══ TESTO SCELTO
La storia di Snake Nokia inizia molto prima del 1997…l’hanno in cui fu inserito sui telefoni della famosa casa finlandese. Il concetto di questo videogioco nasce nel 1976 con Blockade, un arcade in bianco e nero creato da Gremlin Industries. Due giocatori muovevano delle frecce che lasciavano una scia continua su una griglia su una griglia semplice di dimensioni limitate. L’obiettivo era evitare di scontrarsi con le pareti o la propria scia. Nel 1977 Atari introdusse Surround sulla console VCS e Taito distribuì Barricade. Questi videogiochi dimostrarono che un’idea minimale poteva generare un alto coinvolgimento. Nel 1978 Peter Trefonas pubblicò Worm sul TRS-80, dove il verme cresceva mangiando cibo. Quel principio di crescita (e sfida) divenne l’ossatura del futuro Snake Nokia.
Il debutto di Snake Nokia sui telefoni cellulari
Nel dicembre 1997 Nokia lanciò il modello 6110, un telefono GSM dotato di processore ARM a 8 MHz e di appena 1 MB di memoria. Per la prima volta nella storia dell’azienda finlandese, un dispositivo includeva tre videogiochi preinstallati. Tra questi, Snake era il titolo di punta. Il programma occupava meno di 20 kB e funzionava su un display monocromatico da 48×84 pixel. I livelli di velocità andavano da 1 a 9 e il punteggio massimo teorico, al livello più veloce, era di 2008 punti. La modalità due giocatori sfruttava la connessione a infrarossi: un’innovazione che anticipava il multiplayer mobile.
════
══ DATI DI PARTENZA
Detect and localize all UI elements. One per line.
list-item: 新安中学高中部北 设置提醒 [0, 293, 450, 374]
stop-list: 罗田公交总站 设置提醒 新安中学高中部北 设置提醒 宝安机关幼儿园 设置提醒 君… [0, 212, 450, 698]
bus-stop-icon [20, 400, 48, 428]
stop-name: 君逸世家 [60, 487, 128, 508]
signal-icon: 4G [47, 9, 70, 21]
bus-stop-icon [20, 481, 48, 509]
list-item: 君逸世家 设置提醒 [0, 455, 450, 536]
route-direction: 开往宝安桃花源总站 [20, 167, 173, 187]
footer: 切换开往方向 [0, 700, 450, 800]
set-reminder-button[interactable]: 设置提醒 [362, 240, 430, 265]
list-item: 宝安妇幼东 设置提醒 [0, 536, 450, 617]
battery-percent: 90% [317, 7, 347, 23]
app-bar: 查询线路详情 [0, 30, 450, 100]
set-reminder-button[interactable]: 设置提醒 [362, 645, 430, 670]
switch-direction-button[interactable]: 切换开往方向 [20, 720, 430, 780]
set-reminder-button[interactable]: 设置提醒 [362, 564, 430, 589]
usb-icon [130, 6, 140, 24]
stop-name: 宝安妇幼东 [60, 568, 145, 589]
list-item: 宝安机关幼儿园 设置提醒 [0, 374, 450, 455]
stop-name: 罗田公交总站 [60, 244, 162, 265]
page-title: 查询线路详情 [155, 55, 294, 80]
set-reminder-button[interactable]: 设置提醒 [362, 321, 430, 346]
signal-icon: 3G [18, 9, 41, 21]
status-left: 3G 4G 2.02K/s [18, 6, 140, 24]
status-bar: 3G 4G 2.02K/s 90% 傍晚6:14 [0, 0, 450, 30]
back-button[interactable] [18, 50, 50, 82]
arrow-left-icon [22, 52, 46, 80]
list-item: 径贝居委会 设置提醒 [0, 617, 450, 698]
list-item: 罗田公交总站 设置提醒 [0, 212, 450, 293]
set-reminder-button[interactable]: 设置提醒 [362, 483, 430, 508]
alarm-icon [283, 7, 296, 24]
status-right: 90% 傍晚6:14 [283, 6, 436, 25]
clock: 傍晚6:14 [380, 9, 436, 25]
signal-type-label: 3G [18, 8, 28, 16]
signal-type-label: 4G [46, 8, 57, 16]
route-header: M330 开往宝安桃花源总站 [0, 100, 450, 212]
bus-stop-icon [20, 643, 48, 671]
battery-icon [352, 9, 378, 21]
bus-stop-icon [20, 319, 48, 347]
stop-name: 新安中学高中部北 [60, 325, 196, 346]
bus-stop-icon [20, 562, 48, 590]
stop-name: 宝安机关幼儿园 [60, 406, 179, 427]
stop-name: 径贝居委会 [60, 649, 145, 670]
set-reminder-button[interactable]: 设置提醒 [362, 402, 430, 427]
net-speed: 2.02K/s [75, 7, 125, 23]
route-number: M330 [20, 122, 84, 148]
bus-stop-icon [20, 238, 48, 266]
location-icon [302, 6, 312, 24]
════
Riscrivi per intero il testo sulla storia di Snake Nokia, senza cambiare nulla.

RISPOSTA SCRITTA
La storia di Snake Nokia inizia molto prima del 1997…l’hanno in cui fu inserito sui telefoni della famosa casa finlandese. Il concetto di questo videogioco nasce nel 1976 con Blockade, un arcade in bianco e nero creato da Gremlin Industries. Due giocatori muovevano delle frecce che lasciavano una scia continua su una griglia su una griglia semplice di dimensioni limitate. L’obiettivo era evitare di scontrarsi con le pareti o la propria scia. Nel 1977 Atari introdusse Surround sulla console VCS e Taito distribuì Barricade. Questi videogiochi dimostrarono che un’idea minimale poteva generare un alto coinvolgimento. Nel 1978 Peter Trefonas pubblicò Worm sul TRS-80, dove il verme cresceva mangiando cibo. Quel principio di crescita (e sfida) divenne l’ossatura del futuro Snake Nokia.
Il debutto di Snake Nokia sui telefoni cellulari
Nel dicembre 1997 Nokia lanciò il modello 6110, un telefono GSM dotato di processore ARM a 8 MHz e di appena 1 MB di memoria. Per la prima volta nella storia dell’azienda finlandese, un dispositivo includeva tre videogiochi preinstallati. Tra questi, Snake era il titolo di punta. Il programma occupava meno di 20 kB e funzionava su un display monocromatico da 48×84 pixel. I livelli di velocità andavano da 1 a 9 e il punteggio massimo teorico, al livello più veloce, era di 2008 punti. La modalità due giocatori sfruttava la connessione a infrarossi: un’innovazione che anticipava il multiplayer mobile.